SHORT TASK. Retype the listing that follows, exactly as written.

Figure record listings:
★ ★ ★ ★
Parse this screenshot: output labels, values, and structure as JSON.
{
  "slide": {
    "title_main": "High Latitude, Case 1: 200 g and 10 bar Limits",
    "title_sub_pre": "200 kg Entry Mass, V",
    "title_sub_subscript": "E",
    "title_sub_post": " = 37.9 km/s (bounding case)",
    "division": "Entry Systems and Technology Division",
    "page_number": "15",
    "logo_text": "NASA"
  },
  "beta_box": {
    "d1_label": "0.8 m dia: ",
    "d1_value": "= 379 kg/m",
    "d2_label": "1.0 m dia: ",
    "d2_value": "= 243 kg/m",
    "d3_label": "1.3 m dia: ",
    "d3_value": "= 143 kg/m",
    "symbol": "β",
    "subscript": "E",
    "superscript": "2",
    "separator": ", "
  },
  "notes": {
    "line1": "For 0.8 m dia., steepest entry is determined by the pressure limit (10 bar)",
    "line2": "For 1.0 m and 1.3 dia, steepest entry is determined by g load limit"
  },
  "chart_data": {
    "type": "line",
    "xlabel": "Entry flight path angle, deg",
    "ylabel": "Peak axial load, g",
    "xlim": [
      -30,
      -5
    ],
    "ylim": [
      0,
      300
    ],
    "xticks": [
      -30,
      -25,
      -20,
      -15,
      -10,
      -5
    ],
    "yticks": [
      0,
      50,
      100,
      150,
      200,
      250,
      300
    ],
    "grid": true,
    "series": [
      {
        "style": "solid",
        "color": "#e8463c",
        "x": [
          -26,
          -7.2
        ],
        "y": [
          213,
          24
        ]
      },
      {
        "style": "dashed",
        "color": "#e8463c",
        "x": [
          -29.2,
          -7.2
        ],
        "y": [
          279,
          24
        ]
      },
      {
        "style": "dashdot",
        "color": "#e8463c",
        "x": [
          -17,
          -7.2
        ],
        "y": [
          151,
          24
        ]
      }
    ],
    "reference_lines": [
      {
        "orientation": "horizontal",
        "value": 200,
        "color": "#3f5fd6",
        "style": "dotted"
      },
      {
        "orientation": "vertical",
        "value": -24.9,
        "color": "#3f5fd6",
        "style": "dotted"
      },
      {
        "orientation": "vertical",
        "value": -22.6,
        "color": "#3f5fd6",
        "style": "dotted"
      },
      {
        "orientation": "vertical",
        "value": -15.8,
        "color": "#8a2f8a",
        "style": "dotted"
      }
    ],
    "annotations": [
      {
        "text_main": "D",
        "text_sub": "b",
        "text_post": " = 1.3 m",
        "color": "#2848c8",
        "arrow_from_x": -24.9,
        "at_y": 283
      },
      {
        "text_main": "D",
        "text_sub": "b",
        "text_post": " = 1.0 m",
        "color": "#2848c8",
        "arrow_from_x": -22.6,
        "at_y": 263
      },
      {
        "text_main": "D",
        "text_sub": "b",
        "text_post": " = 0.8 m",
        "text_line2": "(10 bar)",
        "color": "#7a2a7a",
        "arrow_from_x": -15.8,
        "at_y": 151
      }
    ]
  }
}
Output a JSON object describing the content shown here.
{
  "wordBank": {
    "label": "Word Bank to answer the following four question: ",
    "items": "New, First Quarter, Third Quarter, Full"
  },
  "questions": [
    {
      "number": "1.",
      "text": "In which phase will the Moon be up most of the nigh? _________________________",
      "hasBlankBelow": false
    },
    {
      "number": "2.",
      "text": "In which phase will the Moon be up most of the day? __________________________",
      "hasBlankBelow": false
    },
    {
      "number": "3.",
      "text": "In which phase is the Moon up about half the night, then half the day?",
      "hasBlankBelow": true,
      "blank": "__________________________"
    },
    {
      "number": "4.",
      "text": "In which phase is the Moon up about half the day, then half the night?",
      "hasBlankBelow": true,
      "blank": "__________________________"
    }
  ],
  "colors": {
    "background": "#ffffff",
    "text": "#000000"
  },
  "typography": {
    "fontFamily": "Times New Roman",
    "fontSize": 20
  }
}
★ ★ ★ ★
PROBLEM SOLUTION.
Parse this screenshot: output labels, values, and structure as JSON.
{
  "slide": {
    "title_main": "High Latitude, Case 1: 200 g and 10 bar Limits",
    "title_sub_pre": "200 kg Entry Mass, V",
    "title_sub_subscript": "E",
    "title_sub_post": " = 37.9 km/s (bounding case)",
    "division": "Entry Systems and Technology Division",
    "page_number": "15",
    "logo_text": "NASA"
  },
  "beta_box": {
    "d1_label": "0.8 m dia: ",
    "d1_value": "= 379 kg/m",
    "d2_label": "1.0 m dia: ",
    "d2_value": "= 243 kg/m",
    "d3_label": "1.3 m dia: ",
    "d3_value": "= 143 kg/m",
    "symbol": "β",
    "subscript": "E",
    "superscript": "2",
    "separator": ", "
  },
  "notes": {
    "line1": "For 0.8 m dia., steepest entry is determined by the pressure limit (10 bar)",
    "line2": "For 1.0 m and 1.3 dia, steepest entry is determined by g load limit"
  },
  "chart_data": {
    "type": "line",
    "xlabel": "Entry flight path angle, deg",
    "ylabel": "Peak axial load, g",
    "xlim": [
      -30,
      -5
    ],
    "ylim": [
      0,
      300
    ],
    "xticks": [
      -30,
      -25,
      -20,
      -15,
      -10,
      -5
    ],
    "yticks": [
      0,
      50,
      100,
      150,
      200,
      250,
      300
    ],
    "grid": true,
    "series": [
      {
        "style": "solid",
        "color": "#e8463c",
        "x": [
          -26,
          -7.2
        ],
        "y": [
          213,
          24
        ]
      },
      {
        "style": "dashed",
        "color": "#e8463c",
        "x": [
          -29.2,
          -7.2
        ],
        "y": [
          279,
          24
        ]
      },
      {
        "style": "dashdot",
        "color": "#e8463c",
        "x": [
          -17,
          -7.2
        ],
        "y": [
          151,
          24
        ]
      }
    ],
    "reference_lines": [
      {
        "orientation": "horizontal",
        "value": 200,
        "color": "#3f5fd6",
        "style": "dotted"
      },
      {
        "orientation": "vertical",
        "value": -24.9,
        "color": "#3f5fd6",
        "style": "dotted"
      },
      {
        "orientation": "vertical",
        "value": -22.6,
        "color": "#3f5fd6",
        "style": "dotted"
      },
      {
        "orientation": "vertical",
        "value": -15.8,
        "color": "#8a2f8a",
        "style": "dotted"
      }
    ],
    "annotations": [
      {
        "text_main": "D",
        "text_sub": "b",
        "text_post": " = 1.3 m",
        "color": "#2848c8",
        "arrow_from_x": -24.9,
        "at_y": 283
      },
      {
        "text_main": "D",
        "text_sub": "b",
        "text_post": " = 1.0 m",
        "color": "#2848c8",
        "arrow_from_x": -22.6,
        "at_y": 263
      },
      {
        "text_main": "D",
        "text_sub": "b",
        "text_post": " = 0.8 m",
        "text_line2": "(10 bar)",
        "color": "#7a2a7a",
        "arrow_from_x": -15.8,
        "at_y": 151
      }
    ]
  }
}
Output a JSON object describing the content shown here.
{
  "wordBank": {
    "label": "Word Bank to answer the following four question: ",
    "items": "New, First Quarter, Third Quarter, Full"
  },
  "questions": [
    {
      "number": "1.",
      "text": "In which phase will the Moon be up most of the nigh? _________________________",
      "hasBlankBelow": false
    },
    {
      "number": "2.",
      "text": "In which phase will the Moon be up most of the day? __________________________",
      "hasBlankBelow": false
    },
    {
      "number": "3.",
      "text": "In which phase is the Moon up about half the night, then half the day?",
      "hasBlankBelow": true,
      "blank": "__________________________"
    },
    {
      "number": "4.",
      "text": "In which phase is the Moon up about half the day, then half the night?",
      "hasBlankBelow": true,
      "blank": "__________________________"
    }
  ],
  "colors": {
    "background": "#ffffff",
    "text": "#000000"
  },
  "typography": {
    "fontFamily": "Times New Roman",
    "fontSize": 20
  }
}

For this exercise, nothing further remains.